___ Excerpted data

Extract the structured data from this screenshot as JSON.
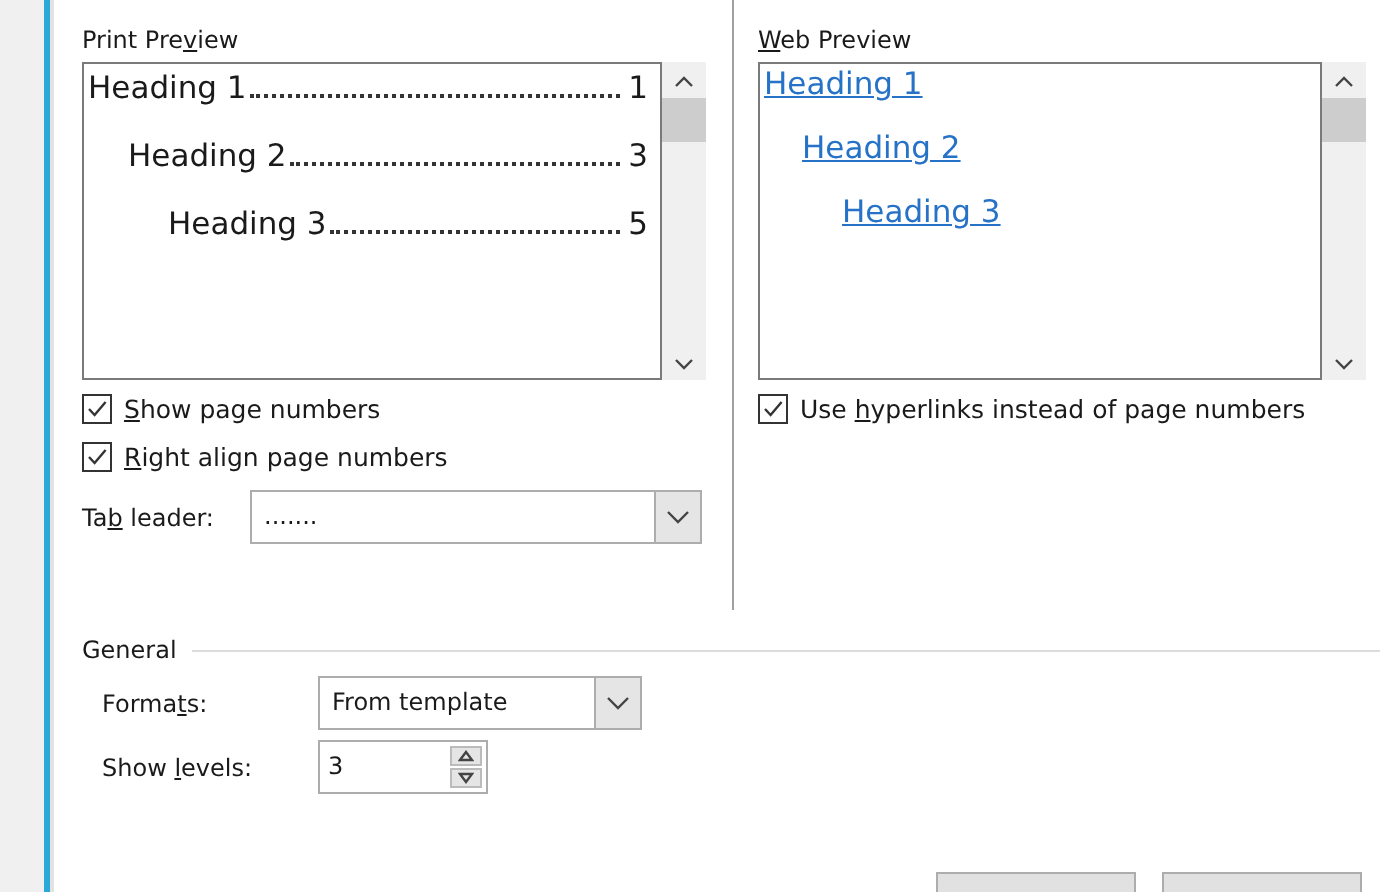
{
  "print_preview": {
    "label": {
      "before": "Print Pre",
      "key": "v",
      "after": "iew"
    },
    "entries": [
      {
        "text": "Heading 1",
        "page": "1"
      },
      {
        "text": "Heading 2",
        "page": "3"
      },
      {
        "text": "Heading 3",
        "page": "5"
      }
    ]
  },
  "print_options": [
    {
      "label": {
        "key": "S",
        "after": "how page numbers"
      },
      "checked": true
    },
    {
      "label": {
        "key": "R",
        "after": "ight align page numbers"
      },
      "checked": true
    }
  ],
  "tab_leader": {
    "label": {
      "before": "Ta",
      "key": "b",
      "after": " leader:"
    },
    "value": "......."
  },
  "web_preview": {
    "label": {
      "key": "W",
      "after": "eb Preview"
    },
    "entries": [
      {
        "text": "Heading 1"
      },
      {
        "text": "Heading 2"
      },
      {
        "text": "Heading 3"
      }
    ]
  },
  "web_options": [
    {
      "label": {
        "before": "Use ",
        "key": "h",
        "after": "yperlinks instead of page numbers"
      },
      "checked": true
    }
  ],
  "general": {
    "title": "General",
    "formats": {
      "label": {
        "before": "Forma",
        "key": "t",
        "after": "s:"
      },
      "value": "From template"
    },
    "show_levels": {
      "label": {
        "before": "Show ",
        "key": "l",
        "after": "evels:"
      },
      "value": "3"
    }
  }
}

______

Required task: Leave the pictures out and copy the rest of the data exactly.

Correct output:
Extract the structured data from this screenshot as JSON.
{
  "print_preview": {
    "label": {
      "before": "Print Pre",
      "key": "v",
      "after": "iew"
    },
    "entries": [
      {
        "text": "Heading 1",
        "page": "1"
      },
      {
        "text": "Heading 2",
        "page": "3"
      },
      {
        "text": "Heading 3",
        "page": "5"
      }
    ]
  },
  "print_options": [
    {
      "label": {
        "key": "S",
        "after": "how page numbers"
      },
      "checked": true
    },
    {
      "label": {
        "key": "R",
        "after": "ight align page numbers"
      },
      "checked": true
    }
  ],
  "tab_leader": {
    "label": {
      "before": "Ta",
      "key": "b",
      "after": " leader:"
    },
    "value": "......."
  },
  "web_preview": {
    "label": {
      "key": "W",
      "after": "eb Preview"
    },
    "entries": [
      {
        "text": "Heading 1"
      },
      {
        "text": "Heading 2"
      },
      {
        "text": "Heading 3"
      }
    ]
  },
  "web_options": [
    {
      "label": {
        "before": "Use ",
        "key": "h",
        "after": "yperlinks instead of page numbers"
      },
      "checked": true
    }
  ],
  "general": {
    "title": "General",
    "formats": {
      "label": {
        "before": "Forma",
        "key": "t",
        "after": "s:"
      },
      "value": "From template"
    },
    "show_levels": {
      "label": {
        "before": "Show ",
        "key": "l",
        "after": "evels:"
      },
      "value": "3"
    }
  }
}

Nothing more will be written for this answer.